Do this.
Using the text below on the song "Walk with Me," decide whether each statement agrees with it: 1. The song was the lead single from the album Time. 2. The song reached number one on the Swedish Singles Chart. 3. The song was released through Sony Music. Answer yes or no for each and quote the deciding words of the text.

Text segment.
________________

Single by Måns Zelmerlöw and Dotter

from the album Time
- Released: 1 March 2019
- Recorded: 2018
- Genre: Pop
- Length: 2:48
- Label: Warner Music Group
- Songwriter(s): Måns Zelmerlöw; Johanna Maria Jansson; Andrew Jackson; Ashley Peter Milton; Daniel Goudie; Rachel Clare Furner;

Måns Zelmerlöw singles chronology
| "Happyland" (2018) | "Walk with Me" (2019) | "Better Now" (2019) |

Dotter singles chronology
| "Heatwave" (2018) | "Walk with Me" (2019) | "I Do" (2019) |

= Walk with Me (Måns Zelmerlöw and Dotter song) =

2019 song by Måns Zelmerlöw and Dotter

"Walk with Me" is a song by Swedish singers Måns Zelmerlöw and Dotter. The song was released as a digital download on 1 March 2019 through Warner Music Group as the lead single from Zelmerlöw's eighth studio album Time. The song peaked at number 51 on the Swedish Singles Chart. The song was written by Måns Zelmerlöw, Johanna Maria Jansson, Andrew Jackson, Ashley Peter Milton, Daniel Goudie and Rachel Clare Furner.

________________

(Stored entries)
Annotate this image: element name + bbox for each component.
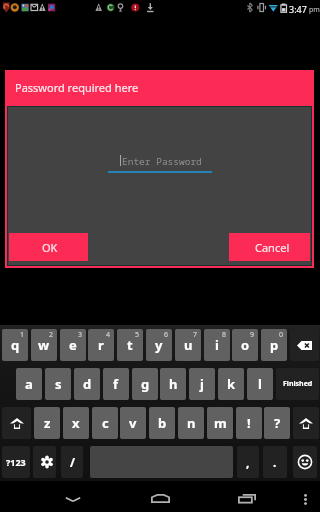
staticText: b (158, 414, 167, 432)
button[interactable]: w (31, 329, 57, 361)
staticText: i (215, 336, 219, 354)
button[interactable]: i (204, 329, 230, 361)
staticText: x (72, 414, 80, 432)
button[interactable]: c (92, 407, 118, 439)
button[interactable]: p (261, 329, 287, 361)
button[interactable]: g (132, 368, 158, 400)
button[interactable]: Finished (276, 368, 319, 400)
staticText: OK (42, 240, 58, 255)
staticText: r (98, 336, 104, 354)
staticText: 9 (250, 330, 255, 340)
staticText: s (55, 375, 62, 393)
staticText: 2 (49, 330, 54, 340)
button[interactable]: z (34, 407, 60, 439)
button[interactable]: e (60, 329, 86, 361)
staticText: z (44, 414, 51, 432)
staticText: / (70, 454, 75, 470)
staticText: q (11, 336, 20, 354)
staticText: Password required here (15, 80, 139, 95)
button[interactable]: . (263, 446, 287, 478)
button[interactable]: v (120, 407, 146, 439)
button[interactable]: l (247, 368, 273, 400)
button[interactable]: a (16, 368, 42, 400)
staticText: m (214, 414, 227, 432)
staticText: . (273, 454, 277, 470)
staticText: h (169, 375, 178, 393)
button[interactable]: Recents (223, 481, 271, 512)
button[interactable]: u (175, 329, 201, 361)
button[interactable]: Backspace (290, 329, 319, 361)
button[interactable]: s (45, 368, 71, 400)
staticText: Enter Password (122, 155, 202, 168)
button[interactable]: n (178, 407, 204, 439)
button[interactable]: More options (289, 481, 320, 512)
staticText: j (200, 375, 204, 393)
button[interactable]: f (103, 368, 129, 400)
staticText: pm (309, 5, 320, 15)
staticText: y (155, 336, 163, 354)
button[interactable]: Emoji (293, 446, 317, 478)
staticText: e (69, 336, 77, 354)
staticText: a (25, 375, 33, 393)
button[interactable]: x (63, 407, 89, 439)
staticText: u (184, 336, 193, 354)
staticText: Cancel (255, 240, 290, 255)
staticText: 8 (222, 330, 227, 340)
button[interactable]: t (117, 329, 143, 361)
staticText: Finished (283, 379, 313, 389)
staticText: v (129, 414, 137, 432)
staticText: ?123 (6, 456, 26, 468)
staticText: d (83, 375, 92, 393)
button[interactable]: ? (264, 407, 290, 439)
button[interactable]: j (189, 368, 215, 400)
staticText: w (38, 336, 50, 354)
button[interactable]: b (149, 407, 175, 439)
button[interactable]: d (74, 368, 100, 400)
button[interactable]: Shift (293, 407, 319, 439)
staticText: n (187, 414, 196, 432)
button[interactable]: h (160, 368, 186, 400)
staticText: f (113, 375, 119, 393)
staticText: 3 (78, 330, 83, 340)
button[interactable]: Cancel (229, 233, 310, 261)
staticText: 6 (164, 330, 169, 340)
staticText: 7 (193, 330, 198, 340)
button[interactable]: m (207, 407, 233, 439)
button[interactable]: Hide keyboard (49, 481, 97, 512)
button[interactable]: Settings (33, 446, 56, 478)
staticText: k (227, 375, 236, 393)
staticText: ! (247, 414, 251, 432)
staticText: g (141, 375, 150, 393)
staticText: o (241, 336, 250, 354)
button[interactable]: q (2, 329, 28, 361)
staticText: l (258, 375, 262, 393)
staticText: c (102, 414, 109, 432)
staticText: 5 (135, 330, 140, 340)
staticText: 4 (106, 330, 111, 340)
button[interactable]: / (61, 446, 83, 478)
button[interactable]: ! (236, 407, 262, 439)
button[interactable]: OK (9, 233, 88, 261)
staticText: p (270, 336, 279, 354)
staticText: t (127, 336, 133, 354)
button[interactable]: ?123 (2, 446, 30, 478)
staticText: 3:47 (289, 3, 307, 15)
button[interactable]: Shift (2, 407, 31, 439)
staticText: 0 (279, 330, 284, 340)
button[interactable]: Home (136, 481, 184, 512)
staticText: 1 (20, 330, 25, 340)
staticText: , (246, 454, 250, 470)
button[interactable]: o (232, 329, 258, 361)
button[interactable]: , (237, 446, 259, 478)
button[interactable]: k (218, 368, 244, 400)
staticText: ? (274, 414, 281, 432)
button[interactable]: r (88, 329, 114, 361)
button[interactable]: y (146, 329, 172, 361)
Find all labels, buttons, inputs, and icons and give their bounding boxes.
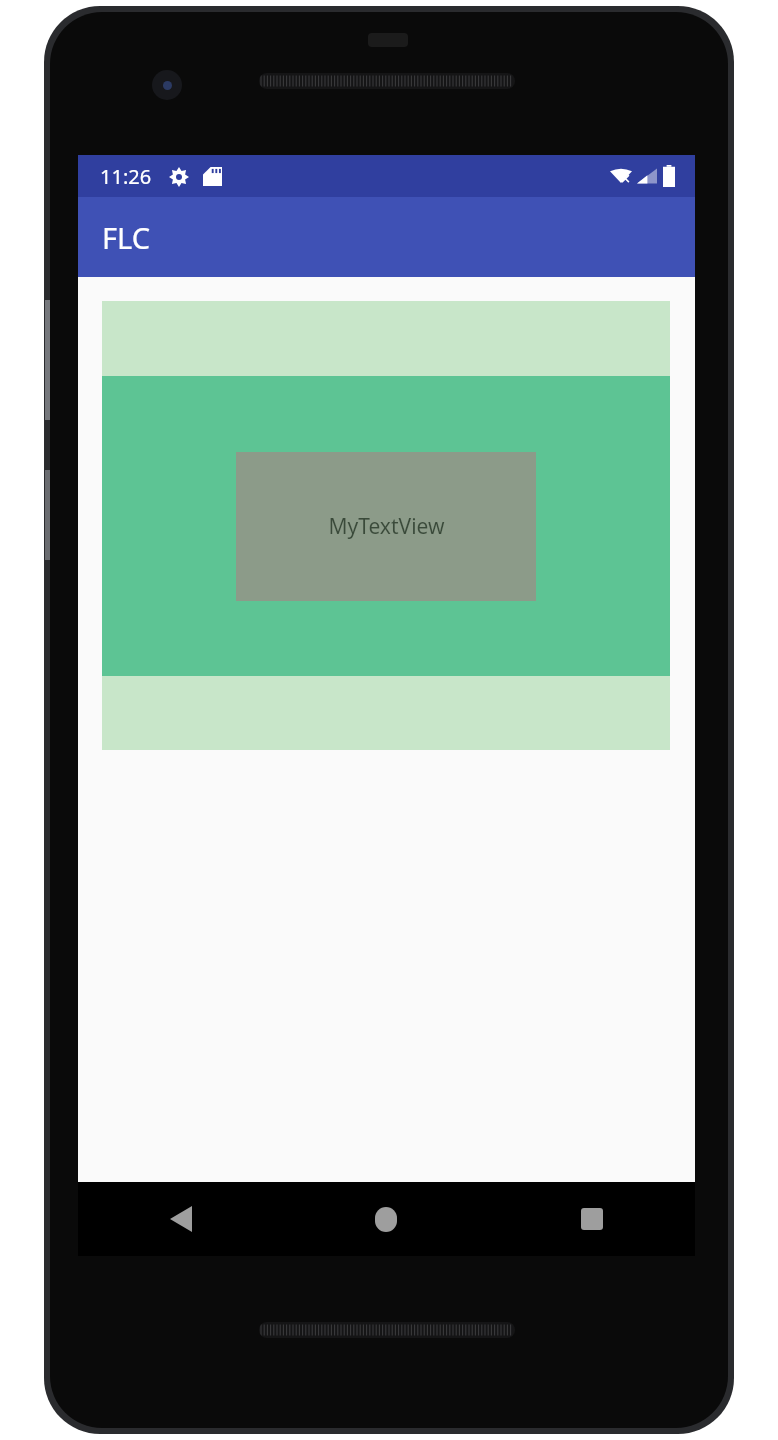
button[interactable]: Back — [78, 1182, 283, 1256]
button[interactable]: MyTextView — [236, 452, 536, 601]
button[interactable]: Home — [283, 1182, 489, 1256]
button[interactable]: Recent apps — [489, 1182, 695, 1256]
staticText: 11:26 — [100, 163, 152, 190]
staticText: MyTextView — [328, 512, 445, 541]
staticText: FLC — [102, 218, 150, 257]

________________

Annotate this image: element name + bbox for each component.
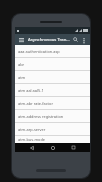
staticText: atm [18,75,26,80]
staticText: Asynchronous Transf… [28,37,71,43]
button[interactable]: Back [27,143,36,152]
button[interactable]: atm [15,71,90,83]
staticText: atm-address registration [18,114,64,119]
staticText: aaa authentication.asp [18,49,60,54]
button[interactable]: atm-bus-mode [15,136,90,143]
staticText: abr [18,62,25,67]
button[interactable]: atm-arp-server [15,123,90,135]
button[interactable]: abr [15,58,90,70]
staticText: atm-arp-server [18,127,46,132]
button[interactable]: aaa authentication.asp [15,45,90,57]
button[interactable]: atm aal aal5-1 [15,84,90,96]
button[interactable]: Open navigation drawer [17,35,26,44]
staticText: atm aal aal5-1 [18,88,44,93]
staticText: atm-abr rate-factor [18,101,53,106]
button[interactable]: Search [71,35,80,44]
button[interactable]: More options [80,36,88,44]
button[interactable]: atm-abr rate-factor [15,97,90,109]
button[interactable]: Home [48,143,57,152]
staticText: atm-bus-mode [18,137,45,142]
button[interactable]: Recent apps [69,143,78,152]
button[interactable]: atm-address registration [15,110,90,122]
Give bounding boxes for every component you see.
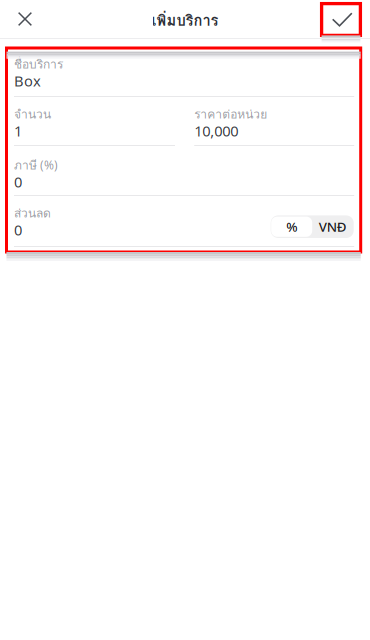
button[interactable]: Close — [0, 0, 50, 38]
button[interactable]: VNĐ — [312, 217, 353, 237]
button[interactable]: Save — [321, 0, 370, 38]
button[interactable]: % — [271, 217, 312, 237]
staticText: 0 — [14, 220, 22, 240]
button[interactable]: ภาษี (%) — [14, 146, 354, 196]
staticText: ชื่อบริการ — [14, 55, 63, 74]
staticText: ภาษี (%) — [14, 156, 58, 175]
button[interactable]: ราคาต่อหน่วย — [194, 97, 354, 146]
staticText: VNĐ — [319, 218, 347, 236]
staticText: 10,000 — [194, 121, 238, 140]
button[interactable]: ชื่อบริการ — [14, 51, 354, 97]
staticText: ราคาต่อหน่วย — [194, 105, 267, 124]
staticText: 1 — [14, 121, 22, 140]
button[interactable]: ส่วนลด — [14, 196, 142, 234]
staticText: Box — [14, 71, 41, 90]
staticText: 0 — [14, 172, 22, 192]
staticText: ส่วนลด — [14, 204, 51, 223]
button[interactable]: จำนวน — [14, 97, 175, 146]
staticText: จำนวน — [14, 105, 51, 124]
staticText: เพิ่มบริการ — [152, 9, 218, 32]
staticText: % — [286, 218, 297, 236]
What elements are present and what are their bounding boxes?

________________

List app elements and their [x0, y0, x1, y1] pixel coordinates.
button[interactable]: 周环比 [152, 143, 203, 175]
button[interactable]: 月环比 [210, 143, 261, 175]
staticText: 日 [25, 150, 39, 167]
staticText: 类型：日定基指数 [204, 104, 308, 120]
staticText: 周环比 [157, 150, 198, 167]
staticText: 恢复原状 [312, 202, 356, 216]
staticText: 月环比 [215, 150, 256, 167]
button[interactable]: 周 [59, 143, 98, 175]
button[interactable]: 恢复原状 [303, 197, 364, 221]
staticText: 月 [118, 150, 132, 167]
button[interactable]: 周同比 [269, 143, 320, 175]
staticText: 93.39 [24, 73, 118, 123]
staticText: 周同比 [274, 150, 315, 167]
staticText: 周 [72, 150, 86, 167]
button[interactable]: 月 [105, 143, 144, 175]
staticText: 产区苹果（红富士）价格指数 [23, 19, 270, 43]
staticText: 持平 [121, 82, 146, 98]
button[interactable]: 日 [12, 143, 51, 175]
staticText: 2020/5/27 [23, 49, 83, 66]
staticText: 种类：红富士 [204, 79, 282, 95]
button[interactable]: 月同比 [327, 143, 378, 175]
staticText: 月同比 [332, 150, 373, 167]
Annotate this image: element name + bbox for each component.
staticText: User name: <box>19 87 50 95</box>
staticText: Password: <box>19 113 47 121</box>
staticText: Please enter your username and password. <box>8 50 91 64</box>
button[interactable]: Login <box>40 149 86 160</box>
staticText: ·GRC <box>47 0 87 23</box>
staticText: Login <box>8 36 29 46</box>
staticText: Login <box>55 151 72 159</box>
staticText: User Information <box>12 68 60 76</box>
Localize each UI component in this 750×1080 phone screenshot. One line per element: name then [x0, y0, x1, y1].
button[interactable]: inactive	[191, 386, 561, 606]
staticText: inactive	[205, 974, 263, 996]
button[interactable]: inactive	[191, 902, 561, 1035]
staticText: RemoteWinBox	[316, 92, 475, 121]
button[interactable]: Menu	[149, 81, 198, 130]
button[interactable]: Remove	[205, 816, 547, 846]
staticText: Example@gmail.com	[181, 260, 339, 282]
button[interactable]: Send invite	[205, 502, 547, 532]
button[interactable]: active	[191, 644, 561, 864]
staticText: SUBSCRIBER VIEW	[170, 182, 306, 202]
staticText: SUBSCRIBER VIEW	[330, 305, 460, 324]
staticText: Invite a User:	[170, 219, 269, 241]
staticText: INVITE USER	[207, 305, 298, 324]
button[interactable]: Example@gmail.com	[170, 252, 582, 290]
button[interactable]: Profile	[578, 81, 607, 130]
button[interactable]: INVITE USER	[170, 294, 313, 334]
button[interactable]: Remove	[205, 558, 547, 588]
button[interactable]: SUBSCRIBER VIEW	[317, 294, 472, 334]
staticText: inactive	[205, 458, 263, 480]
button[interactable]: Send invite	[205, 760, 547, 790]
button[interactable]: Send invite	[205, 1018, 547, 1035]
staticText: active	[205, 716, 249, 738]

________________

Task solution.
1. Yes: "as the lead single from Zelmerlöw's eighth studio album Time"
2. No: "The song peaked at number 51 on the Swedish Singles Chart."
3. No: "through Warner Music Group"